• Set exercise
Restate each entry word for word, leaving nothing out.

(Data entries)
━━━

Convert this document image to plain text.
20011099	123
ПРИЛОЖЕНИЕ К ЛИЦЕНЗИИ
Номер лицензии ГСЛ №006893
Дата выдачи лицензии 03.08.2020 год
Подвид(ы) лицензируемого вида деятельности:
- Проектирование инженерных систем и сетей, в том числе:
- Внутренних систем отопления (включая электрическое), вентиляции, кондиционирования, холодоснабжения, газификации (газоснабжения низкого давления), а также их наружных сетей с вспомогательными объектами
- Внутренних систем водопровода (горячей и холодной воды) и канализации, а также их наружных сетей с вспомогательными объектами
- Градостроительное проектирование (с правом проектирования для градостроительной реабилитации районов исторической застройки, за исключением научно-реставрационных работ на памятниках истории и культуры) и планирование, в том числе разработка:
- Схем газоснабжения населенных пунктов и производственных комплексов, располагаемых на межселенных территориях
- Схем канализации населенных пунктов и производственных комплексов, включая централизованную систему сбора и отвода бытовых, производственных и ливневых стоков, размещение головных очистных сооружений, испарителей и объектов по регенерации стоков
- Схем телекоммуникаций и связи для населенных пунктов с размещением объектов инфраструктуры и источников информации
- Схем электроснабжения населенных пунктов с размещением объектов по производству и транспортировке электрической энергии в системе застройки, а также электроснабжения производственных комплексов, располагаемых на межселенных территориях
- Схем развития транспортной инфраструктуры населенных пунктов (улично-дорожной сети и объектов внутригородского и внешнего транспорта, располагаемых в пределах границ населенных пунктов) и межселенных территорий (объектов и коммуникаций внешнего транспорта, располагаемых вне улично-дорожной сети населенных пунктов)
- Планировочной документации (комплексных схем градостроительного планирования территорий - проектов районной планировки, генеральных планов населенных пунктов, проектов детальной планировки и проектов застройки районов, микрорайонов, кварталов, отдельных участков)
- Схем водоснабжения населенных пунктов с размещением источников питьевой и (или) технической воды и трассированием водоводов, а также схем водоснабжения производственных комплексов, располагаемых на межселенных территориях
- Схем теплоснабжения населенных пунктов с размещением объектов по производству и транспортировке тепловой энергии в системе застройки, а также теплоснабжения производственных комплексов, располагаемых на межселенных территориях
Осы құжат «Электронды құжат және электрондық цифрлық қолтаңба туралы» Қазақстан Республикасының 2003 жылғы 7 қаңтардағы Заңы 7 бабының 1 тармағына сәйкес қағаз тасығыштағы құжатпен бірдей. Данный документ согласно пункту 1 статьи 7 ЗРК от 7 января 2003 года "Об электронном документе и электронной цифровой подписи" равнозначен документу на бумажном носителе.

━━━

• Expected answer
Convert this document image to plain text.
20011099	123
ПРИЛОЖЕНИЕ К ЛИЦЕНЗИИ
Номер лицензии ГСЛ №006893
Дата выдачи лицензии 03.08.2020 год
Подвид(ы) лицензируемого вида деятельности:
- Проектирование инженерных систем и сетей, в том числе:
- Внутренних систем отопления (включая электрическое), вентиляции, кондиционирования, холодоснабжения, газификации (газоснабжения низкого давления), а также их наружных сетей с вспомогательными объектами
- Внутренних систем водопровода (горячей и холодной воды) и канализации, а также их наружных сетей с вспомогательными объектами
- Градостроительное проектирование (с правом проектирования для градостроительной реабилитации районов исторической застройки, за исключением научно-реставрационных работ на памятниках истории и культуры) и планирование, в том числе разработка:
- Схем газоснабжения населенных пунктов и производственных комплексов, располагаемых на межселенных территориях
- Схем канализации населенных пунктов и производственных комплексов, включая централизованную систему сбора и отвода бытовых, производственных и ливневых стоков, размещение головных очистных сооружений, испарителей и объектов по регенерации стоков
- Схем телекоммуникаций и связи для населенных пунктов с размещением объектов инфраструктуры и источников информации
- Схем электроснабжения населенных пунктов с размещением объектов по производству и транспортировке электрической энергии в системе застройки, а также электроснабжения производственных комплексов, располагаемых на межселенных территориях
- Схем развития транспортной инфраструктуры населенных пунктов (улично-дорожной сети и объектов внутригородского и внешнего транспорта, располагаемых в пределах границ населенных пунктов) и межселенных территорий (объектов и коммуникаций внешнего транспорта, располагаемых вне улично-дорожной сети населенных пунктов)
- Планировочной документации (комплексных схем градостроительного планирования территорий - проектов районной планировки, генеральных планов населенных пунктов, проектов детальной планировки и проектов застройки районов, микрорайонов, кварталов, отдельных участков)
- Схем водоснабжения населенных пунктов с размещением источников питьевой и (или) технической воды и трассированием водоводов, а также схем водоснабжения производственных комплексов, располагаемых на межселенных территориях
- Схем теплоснабжения населенных пунктов с размещением объектов по производству и транспортировке тепловой энергии в системе застройки, а также теплоснабжения производственных комплексов, располагаемых на межселенных территориях
Осы құжат «Электронды құжат және электрондық цифрлық қолтаңба туралы» Қазақстан Республикасының 2003 жылғы 7 қаңтардағы Заңы 7 бабының 1 тармағына сәйкес қағаз тасығыштағы құжатпен бірдей. Данный документ согласно пункту 1 статьи 7 ЗРК от 7 января 2003 года "Об электронном документе и электронной цифровой подписи" равнозначен документу на бумажном носителе.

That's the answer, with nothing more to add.